__RAW RECORDS__:
# # # #

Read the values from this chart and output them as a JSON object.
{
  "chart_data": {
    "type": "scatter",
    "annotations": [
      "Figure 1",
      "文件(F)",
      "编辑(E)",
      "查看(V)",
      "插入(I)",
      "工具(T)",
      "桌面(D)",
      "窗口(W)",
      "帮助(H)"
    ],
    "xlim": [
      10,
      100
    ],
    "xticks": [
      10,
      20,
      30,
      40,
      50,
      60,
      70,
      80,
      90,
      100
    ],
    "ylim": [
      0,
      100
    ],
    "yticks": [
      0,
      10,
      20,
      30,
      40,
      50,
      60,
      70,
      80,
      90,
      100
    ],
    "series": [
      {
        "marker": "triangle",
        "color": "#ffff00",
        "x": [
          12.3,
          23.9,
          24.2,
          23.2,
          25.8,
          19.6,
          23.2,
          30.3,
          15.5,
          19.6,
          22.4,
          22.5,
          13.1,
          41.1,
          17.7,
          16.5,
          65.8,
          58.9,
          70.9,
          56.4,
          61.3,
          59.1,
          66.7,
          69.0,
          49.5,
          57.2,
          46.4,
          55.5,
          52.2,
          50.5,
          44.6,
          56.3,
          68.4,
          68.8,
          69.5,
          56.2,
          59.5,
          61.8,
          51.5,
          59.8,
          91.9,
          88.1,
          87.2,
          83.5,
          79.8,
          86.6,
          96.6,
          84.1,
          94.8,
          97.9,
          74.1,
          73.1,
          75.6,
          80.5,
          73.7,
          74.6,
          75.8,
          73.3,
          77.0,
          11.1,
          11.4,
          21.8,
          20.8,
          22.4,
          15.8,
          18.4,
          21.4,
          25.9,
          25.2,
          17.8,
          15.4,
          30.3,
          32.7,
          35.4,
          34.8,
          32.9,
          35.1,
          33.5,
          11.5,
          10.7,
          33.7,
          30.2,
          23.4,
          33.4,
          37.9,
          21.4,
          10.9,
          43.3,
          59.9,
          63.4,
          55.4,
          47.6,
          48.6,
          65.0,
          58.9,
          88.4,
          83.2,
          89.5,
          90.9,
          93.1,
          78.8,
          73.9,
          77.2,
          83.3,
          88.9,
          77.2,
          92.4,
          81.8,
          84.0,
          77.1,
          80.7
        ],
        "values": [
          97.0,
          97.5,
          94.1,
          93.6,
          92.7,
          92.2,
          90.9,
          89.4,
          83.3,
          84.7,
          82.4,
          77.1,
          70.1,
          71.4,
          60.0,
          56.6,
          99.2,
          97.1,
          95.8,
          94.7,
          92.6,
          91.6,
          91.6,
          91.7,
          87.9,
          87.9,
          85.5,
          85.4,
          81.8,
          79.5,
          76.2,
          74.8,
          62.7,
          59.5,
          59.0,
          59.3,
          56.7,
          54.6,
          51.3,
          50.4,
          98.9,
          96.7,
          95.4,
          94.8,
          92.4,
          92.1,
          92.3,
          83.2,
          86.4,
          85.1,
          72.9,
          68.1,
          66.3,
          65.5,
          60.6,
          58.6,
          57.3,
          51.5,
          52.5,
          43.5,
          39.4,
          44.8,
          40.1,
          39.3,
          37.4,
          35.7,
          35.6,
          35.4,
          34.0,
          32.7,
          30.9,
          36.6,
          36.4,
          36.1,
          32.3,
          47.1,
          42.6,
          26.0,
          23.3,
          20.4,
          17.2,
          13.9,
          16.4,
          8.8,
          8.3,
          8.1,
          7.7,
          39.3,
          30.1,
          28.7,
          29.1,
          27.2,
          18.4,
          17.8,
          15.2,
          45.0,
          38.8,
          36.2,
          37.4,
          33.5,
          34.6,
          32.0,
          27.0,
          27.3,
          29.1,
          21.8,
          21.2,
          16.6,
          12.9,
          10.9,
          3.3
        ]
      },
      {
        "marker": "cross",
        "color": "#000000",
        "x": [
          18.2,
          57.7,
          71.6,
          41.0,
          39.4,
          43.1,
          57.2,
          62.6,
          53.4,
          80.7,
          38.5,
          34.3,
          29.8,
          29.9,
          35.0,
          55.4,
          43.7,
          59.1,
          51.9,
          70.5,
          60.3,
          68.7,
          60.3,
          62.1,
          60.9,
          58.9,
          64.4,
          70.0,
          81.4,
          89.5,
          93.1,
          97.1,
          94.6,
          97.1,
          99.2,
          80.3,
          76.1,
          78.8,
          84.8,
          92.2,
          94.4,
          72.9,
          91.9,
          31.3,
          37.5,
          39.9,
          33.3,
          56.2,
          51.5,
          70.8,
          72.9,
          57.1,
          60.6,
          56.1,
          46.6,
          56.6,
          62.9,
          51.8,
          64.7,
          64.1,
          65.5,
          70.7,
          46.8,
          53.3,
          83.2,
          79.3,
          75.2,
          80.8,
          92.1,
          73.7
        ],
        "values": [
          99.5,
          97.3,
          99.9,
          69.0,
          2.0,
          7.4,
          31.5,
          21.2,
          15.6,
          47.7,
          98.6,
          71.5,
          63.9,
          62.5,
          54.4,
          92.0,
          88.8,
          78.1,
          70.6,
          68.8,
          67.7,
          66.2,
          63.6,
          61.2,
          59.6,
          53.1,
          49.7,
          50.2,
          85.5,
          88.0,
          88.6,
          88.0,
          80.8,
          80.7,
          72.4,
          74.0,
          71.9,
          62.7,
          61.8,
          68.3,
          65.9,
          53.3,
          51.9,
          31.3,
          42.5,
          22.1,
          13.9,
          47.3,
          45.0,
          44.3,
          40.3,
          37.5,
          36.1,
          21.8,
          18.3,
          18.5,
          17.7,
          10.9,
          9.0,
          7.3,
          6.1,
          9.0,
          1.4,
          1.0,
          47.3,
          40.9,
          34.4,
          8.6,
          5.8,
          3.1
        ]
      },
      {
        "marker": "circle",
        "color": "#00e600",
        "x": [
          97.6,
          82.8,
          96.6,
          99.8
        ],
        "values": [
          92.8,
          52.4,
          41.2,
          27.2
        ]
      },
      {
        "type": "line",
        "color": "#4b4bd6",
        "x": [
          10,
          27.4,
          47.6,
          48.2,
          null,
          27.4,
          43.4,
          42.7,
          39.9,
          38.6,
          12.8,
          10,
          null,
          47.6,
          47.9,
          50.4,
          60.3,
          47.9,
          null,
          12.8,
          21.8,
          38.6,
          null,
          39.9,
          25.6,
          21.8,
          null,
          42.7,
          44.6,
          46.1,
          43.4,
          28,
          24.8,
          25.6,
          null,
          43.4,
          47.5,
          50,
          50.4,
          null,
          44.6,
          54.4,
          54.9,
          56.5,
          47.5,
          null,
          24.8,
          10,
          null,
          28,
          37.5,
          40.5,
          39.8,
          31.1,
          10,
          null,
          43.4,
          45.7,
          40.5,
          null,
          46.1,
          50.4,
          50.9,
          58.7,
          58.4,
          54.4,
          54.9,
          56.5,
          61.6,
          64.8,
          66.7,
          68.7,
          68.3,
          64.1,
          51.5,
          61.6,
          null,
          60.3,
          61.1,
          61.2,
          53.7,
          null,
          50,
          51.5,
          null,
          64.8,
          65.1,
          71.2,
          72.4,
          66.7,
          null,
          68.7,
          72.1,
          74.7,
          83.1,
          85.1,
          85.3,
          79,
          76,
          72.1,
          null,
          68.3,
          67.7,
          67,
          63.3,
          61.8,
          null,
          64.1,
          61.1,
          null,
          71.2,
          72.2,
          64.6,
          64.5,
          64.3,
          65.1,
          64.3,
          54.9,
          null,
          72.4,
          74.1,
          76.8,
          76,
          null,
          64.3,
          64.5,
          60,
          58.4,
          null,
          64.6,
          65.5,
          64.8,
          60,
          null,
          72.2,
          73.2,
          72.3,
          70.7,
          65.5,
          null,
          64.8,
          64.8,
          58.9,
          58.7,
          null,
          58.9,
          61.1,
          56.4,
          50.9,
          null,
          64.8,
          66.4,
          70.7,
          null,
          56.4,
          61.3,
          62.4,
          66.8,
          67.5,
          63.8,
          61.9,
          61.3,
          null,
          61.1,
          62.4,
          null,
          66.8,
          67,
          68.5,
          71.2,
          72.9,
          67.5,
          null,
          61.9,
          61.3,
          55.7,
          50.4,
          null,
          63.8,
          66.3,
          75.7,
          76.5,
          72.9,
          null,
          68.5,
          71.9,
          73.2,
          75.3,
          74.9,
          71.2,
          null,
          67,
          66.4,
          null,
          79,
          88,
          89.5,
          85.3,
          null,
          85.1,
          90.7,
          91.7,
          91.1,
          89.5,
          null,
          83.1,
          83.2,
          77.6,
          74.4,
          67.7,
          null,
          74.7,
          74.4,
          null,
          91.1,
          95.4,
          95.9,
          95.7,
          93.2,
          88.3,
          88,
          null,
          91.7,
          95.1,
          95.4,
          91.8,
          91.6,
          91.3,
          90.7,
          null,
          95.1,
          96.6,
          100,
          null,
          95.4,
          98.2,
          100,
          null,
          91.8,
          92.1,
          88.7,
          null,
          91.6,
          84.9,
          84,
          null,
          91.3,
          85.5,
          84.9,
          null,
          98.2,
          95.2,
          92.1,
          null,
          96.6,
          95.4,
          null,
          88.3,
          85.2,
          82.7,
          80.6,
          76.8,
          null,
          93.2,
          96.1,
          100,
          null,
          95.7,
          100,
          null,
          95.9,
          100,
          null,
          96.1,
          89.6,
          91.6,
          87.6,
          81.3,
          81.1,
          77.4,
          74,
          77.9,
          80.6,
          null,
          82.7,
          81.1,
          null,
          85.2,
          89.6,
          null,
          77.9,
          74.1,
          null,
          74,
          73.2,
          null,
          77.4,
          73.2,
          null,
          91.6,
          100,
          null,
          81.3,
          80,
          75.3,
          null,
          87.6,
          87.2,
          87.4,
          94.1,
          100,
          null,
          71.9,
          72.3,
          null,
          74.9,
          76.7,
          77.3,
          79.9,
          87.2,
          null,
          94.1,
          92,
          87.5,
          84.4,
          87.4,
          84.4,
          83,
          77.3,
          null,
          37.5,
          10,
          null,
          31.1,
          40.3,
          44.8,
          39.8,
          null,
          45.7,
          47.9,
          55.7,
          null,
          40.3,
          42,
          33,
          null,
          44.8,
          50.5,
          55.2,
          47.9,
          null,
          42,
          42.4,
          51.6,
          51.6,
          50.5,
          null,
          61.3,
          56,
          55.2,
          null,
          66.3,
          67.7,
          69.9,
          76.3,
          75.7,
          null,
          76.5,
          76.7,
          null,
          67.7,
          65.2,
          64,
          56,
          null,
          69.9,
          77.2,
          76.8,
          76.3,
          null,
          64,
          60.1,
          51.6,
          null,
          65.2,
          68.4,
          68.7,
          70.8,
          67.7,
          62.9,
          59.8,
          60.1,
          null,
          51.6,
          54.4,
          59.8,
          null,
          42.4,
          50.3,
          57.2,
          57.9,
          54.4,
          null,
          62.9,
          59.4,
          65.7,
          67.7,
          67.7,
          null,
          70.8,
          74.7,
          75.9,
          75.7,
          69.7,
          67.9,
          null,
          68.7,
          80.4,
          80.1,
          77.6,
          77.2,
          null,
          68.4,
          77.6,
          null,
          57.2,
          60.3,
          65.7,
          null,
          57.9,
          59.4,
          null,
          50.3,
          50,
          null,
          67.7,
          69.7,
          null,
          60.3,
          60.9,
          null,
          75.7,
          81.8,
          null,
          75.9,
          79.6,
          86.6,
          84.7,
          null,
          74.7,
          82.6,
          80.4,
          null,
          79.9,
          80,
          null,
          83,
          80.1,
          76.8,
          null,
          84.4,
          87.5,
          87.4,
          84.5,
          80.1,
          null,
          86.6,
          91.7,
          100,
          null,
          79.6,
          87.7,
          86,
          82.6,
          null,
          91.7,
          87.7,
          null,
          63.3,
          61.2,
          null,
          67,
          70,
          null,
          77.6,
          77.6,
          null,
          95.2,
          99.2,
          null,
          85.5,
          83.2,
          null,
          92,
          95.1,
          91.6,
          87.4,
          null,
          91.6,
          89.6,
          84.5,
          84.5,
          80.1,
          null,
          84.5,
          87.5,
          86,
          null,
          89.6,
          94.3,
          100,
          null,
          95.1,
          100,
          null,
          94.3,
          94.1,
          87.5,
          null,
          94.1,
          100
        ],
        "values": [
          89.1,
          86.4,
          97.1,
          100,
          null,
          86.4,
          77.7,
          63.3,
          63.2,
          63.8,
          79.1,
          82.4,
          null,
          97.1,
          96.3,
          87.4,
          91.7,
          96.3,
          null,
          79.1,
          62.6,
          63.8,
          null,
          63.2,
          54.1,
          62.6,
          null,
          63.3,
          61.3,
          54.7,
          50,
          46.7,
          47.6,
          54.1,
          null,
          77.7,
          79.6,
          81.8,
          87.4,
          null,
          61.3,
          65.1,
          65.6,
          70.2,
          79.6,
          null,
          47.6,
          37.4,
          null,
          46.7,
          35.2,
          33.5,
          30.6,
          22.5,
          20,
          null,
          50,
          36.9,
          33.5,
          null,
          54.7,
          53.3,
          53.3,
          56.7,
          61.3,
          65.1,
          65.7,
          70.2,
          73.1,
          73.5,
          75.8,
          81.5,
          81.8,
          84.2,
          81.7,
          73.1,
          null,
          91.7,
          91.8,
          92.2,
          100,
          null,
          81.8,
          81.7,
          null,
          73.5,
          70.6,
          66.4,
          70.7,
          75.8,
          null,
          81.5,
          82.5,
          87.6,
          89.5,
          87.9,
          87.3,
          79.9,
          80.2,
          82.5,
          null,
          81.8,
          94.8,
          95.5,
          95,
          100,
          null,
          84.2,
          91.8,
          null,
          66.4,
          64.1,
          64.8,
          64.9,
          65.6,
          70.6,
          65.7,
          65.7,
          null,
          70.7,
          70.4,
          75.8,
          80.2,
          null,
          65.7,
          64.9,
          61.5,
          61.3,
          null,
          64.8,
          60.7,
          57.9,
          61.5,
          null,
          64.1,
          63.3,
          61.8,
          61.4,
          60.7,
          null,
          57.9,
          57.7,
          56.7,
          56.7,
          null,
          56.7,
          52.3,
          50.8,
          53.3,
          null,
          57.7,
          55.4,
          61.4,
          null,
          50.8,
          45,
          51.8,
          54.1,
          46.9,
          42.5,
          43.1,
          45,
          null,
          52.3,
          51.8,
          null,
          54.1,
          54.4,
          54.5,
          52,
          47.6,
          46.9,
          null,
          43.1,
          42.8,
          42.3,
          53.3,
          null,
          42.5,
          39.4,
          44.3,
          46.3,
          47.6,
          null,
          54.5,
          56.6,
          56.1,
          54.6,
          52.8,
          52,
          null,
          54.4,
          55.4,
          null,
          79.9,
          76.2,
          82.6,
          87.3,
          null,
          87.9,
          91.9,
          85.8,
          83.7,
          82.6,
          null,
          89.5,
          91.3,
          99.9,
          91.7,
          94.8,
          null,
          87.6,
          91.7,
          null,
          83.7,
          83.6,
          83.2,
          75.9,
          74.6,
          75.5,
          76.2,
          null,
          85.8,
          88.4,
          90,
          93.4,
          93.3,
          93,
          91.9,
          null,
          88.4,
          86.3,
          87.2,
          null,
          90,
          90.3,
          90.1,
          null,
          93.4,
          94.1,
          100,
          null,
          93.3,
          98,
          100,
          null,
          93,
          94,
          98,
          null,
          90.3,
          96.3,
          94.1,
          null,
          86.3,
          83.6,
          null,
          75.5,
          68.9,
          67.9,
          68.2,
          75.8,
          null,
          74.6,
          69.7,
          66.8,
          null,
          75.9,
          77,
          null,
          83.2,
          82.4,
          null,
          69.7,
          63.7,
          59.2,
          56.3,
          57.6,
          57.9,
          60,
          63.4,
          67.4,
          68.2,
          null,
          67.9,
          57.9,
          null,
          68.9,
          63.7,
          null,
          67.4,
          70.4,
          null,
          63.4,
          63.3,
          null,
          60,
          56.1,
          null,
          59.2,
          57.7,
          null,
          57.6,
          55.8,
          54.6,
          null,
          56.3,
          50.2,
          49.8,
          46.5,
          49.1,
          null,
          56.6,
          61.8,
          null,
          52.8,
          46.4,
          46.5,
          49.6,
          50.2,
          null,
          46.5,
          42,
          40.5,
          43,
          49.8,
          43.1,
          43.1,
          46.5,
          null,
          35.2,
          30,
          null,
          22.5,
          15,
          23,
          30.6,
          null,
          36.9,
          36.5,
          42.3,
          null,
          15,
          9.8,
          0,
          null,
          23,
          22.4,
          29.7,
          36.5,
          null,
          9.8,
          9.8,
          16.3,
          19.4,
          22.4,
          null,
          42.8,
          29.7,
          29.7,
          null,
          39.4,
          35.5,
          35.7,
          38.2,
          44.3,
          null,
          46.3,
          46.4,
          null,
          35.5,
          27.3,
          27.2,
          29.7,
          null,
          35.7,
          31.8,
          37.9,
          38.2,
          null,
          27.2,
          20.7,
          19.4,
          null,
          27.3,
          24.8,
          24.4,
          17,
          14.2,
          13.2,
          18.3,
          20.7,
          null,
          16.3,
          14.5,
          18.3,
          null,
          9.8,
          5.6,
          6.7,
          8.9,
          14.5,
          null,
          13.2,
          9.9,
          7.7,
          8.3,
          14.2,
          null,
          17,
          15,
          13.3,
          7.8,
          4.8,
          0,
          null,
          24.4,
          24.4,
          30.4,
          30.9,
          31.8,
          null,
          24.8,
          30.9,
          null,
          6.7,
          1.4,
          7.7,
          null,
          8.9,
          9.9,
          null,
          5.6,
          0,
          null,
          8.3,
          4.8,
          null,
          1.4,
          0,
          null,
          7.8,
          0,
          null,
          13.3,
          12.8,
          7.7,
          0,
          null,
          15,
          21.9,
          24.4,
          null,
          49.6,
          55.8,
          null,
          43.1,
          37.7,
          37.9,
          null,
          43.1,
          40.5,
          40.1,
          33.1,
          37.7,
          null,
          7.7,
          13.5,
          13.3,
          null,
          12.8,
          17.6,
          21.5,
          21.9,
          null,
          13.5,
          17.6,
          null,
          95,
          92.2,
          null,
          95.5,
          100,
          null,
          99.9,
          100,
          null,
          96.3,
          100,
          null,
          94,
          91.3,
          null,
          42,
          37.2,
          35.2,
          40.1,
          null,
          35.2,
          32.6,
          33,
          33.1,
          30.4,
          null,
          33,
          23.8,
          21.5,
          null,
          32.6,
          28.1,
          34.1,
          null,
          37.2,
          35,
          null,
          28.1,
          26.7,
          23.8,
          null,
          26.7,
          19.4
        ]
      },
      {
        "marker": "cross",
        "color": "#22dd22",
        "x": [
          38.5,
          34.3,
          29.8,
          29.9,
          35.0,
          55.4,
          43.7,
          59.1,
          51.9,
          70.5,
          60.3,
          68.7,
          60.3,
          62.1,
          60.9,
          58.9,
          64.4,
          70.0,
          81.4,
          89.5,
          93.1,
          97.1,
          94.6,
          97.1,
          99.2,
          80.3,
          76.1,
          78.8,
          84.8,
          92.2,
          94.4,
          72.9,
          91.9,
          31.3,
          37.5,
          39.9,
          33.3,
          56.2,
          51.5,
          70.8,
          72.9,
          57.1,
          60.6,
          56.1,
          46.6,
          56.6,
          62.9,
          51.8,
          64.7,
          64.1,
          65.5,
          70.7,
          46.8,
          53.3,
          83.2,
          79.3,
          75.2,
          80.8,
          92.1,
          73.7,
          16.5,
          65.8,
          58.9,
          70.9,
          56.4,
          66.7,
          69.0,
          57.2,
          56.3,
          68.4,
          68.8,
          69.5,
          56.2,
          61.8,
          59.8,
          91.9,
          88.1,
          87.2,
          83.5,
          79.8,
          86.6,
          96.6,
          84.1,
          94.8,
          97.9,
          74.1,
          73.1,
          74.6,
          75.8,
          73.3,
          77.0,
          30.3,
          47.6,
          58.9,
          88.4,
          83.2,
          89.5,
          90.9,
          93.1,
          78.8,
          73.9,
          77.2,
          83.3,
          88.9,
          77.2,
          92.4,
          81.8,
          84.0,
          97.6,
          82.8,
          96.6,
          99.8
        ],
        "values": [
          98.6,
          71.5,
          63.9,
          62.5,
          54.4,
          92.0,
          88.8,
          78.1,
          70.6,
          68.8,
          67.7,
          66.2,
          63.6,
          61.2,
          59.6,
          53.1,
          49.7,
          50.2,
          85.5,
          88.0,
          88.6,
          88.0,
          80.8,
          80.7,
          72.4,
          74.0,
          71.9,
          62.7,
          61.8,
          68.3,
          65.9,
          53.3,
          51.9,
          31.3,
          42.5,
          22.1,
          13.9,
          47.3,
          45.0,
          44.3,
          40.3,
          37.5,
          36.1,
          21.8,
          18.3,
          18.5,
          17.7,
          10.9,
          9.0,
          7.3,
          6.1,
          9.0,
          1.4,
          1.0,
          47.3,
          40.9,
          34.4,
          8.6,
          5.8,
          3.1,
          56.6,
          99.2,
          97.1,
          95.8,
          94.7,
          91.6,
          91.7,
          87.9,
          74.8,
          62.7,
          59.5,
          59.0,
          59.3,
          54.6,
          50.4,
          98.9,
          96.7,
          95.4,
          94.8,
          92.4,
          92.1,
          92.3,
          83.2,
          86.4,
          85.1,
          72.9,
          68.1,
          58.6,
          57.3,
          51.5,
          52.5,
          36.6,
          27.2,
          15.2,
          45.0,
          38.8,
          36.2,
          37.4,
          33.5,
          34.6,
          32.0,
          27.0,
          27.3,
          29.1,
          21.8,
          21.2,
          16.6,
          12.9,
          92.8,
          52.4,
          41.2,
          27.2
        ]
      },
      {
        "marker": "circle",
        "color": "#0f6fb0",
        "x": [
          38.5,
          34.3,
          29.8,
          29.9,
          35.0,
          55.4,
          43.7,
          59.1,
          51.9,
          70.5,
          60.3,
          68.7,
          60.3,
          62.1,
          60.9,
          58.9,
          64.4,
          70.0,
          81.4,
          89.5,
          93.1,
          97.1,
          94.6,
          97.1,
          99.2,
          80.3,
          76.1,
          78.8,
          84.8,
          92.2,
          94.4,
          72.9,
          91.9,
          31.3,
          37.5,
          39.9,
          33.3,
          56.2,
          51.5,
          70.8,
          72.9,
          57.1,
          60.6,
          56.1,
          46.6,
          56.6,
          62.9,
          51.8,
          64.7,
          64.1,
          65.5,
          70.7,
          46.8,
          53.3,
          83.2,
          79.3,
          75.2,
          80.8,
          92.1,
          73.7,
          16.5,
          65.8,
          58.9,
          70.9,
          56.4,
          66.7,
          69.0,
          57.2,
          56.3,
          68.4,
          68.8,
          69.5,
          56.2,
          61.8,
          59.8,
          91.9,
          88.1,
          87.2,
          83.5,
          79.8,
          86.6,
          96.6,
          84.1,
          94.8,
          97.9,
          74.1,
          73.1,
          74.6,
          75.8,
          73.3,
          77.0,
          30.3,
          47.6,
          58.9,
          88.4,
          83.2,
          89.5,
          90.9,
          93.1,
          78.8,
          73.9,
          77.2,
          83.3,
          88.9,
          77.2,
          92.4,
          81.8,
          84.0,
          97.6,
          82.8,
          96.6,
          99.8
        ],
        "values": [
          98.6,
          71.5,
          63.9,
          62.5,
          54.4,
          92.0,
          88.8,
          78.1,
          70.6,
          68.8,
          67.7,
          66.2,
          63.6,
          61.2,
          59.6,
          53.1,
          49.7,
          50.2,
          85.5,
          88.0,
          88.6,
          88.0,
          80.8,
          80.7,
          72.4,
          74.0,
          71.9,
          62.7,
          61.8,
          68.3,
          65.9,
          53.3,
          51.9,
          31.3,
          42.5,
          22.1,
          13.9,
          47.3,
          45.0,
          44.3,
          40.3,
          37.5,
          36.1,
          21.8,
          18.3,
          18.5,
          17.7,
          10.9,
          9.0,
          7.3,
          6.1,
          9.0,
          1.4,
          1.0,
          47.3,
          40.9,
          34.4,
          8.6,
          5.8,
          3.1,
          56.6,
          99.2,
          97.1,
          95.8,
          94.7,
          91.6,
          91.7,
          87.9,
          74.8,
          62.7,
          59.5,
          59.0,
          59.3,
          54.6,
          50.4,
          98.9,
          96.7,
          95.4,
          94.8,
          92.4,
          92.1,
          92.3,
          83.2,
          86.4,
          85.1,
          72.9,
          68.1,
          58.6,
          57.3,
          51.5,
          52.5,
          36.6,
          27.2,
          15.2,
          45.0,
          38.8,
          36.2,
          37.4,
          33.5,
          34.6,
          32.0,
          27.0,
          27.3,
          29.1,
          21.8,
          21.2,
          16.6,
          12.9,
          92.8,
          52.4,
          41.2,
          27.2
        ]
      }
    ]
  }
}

# # # #

__EXERCISE__: Every line holding "color" should be copied out.

__RESULT__:
        "color": "#ffff00",
        "color": "#000000",
        "color": "#00e600",
        "color": "#4b4bd6",
        "color": "#22dd22",
        "color": "#0f6fb0",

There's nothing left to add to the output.